Stored records:

Start

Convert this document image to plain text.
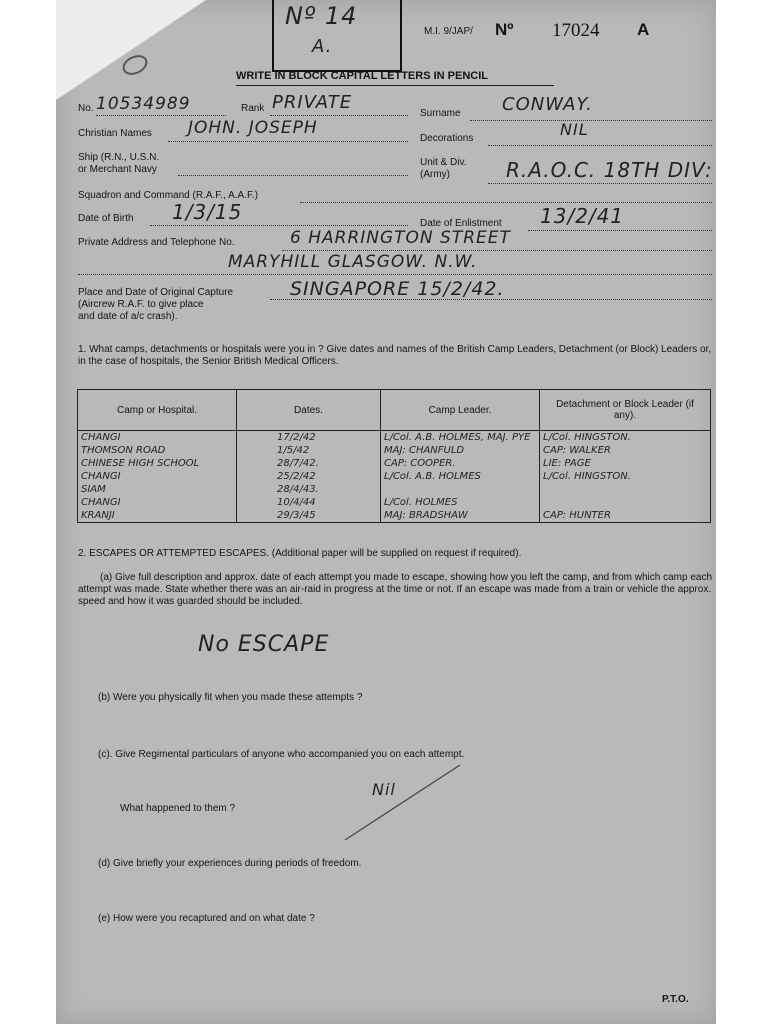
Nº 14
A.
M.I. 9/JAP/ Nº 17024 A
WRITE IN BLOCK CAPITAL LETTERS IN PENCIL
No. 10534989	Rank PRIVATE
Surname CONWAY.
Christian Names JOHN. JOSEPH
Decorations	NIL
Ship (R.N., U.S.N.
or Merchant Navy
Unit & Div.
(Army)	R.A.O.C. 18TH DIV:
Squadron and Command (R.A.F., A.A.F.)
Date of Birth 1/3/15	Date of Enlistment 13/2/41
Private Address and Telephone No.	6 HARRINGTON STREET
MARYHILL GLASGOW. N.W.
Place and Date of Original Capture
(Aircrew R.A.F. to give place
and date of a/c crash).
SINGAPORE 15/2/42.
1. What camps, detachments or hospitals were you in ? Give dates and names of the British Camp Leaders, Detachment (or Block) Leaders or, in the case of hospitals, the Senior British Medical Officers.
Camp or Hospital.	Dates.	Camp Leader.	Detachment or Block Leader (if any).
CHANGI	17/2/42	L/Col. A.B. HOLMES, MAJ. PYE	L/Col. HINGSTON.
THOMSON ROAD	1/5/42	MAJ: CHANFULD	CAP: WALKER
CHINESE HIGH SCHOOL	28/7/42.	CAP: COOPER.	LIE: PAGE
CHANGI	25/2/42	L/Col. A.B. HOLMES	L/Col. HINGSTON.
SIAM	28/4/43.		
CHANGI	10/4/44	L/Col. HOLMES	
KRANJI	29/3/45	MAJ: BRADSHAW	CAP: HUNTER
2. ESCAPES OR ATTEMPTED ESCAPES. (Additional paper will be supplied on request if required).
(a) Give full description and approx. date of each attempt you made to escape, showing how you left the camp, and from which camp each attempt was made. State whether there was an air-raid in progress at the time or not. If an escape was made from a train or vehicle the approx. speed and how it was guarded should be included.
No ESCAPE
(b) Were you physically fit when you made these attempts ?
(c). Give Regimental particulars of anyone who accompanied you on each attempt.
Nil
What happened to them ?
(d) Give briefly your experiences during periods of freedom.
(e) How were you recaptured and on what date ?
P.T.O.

End

[TASK DIRECTIONS] Quote the records in their entirety, keeping the wording exact and excluding pictures.

[FULL SOLUTION]
Convert this document image to plain text.
Nº 14
A.
M.I. 9/JAP/ Nº 17024 A
WRITE IN BLOCK CAPITAL LETTERS IN PENCIL
No. 10534989	Rank PRIVATE
Surname CONWAY.
Christian Names JOHN. JOSEPH
Decorations	NIL
Ship (R.N., U.S.N.
or Merchant Navy
Unit & Div.
(Army)	R.A.O.C. 18TH DIV:
Squadron and Command (R.A.F., A.A.F.)
Date of Birth 1/3/15	Date of Enlistment 13/2/41
Private Address and Telephone No.	6 HARRINGTON STREET
MARYHILL GLASGOW. N.W.
Place and Date of Original Capture
(Aircrew R.A.F. to give place
and date of a/c crash).
SINGAPORE 15/2/42.
1. What camps, detachments or hospitals were you in ? Give dates and names of the British Camp Leaders, Detachment (or Block) Leaders or, in the case of hospitals, the Senior British Medical Officers.
Camp or Hospital.	Dates.	Camp Leader.	Detachment or Block Leader (if any).
CHANGI	17/2/42	L/Col. A.B. HOLMES, MAJ. PYE	L/Col. HINGSTON.
THOMSON ROAD	1/5/42	MAJ: CHANFULD	CAP: WALKER
CHINESE HIGH SCHOOL	28/7/42.	CAP: COOPER.	LIE: PAGE
CHANGI	25/2/42	L/Col. A.B. HOLMES	L/Col. HINGSTON.
SIAM	28/4/43.		
CHANGI	10/4/44	L/Col. HOLMES	
KRANJI	29/3/45	MAJ: BRADSHAW	CAP: HUNTER
2. ESCAPES OR ATTEMPTED ESCAPES. (Additional paper will be supplied on request if required).
(a) Give full description and approx. date of each attempt you made to escape, showing how you left the camp, and from which camp each attempt was made. State whether there was an air-raid in progress at the time or not. If an escape was made from a train or vehicle the approx. speed and how it was guarded should be included.
No ESCAPE
(b) Were you physically fit when you made these attempts ?
(c). Give Regimental particulars of anyone who accompanied you on each attempt.
Nil
What happened to them ?
(d) Give briefly your experiences during periods of freedom.
(e) How were you recaptured and on what date ?
P.T.O.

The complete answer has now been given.